Without the images, write out all of the following entries exactly.

:: Records supplied ::

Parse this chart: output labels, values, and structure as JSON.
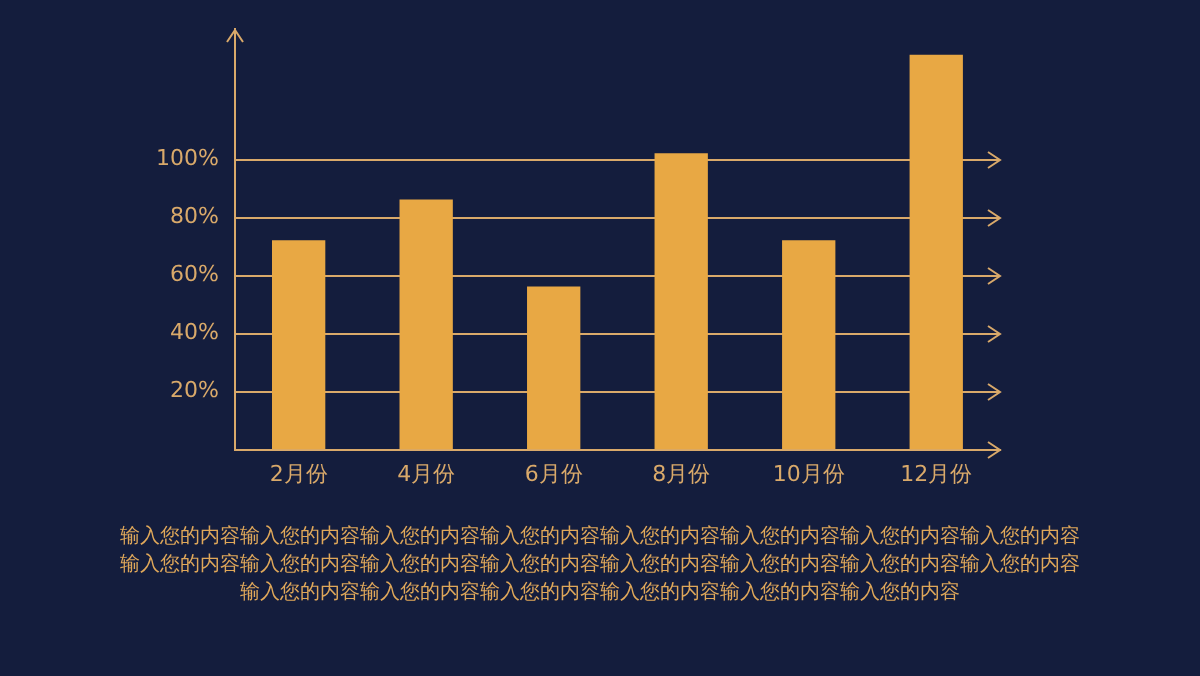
{
  "chart_data": {
    "type": "bar",
    "categories": [
      "2月份",
      "4月份",
      "6月份",
      "8月份",
      "10月份",
      "12月份"
    ],
    "values": [
      72,
      86,
      56,
      102,
      72,
      136
    ],
    "color": "#e8a844",
    "ylim": [
      0,
      145
    ],
    "yticks": [
      {
        "value": 0,
        "label": null
      },
      {
        "value": 20,
        "label": "20%"
      },
      {
        "value": 40,
        "label": "40%"
      },
      {
        "value": 60,
        "label": "60%"
      },
      {
        "value": 80,
        "label": "80%"
      },
      {
        "value": 100,
        "label": "100%"
      }
    ],
    "grid": "y",
    "legend": false,
    "annotations": [
      "输入您的内容输入您的内容输入您的内容输入您的内容输入您的内容输入您的内容输入您的内容输入您的内容输入您的内容输入您的内容输入您的内容输入您的内容输入您的内容输入您的内容输入您的内容输入您的内容输入您的内容输入您的内容输入您的内容输入您的内容输入您的内容输入您的内容"
    ]
  }
}
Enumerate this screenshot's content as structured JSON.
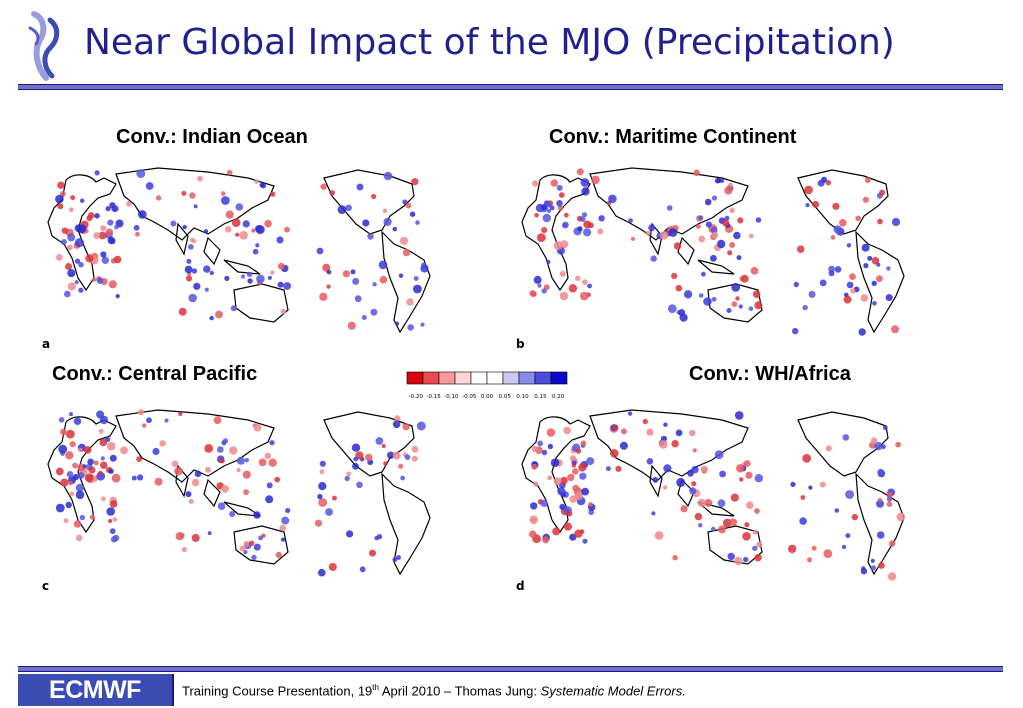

:::

> [Finished task]
Parse this chart: output labels, values, and structure as JSON.
{
  "chart_data": {
    "type": "bar",
    "categories": [
      "2月份",
      "4月份",
      "6月份",
      "8月份",
      "10月份",
      "12月份"
    ],
    "values": [
      72,
      86,
      56,
      102,
      72,
      136
    ],
    "color": "#e8a844",
    "ylim": [
      0,
      145
    ],
    "yticks": [
      {
        "value": 0,
        "label": null
      },
      {
        "value": 20,
        "label": "20%"
      },
      {
        "value": 40,
        "label": "40%"
      },
      {
        "value": 60,
        "label": "60%"
      },
      {
        "value": 80,
        "label": "80%"
      },
      {
        "value": 100,
        "label": "100%"
      }
    ],
    "grid": "y",
    "legend": false,
    "annotations": [
      "输入您的内容输入您的内容输入您的内容输入您的内容输入您的内容输入您的内容输入您的内容输入您的内容输入您的内容输入您的内容输入您的内容输入您的内容输入您的内容输入您的内容输入您的内容输入您的内容输入您的内容输入您的内容输入您的内容输入您的内容输入您的内容输入您的内容"
    ]
  }
}
Enumerate this screenshot's content as structured JSON.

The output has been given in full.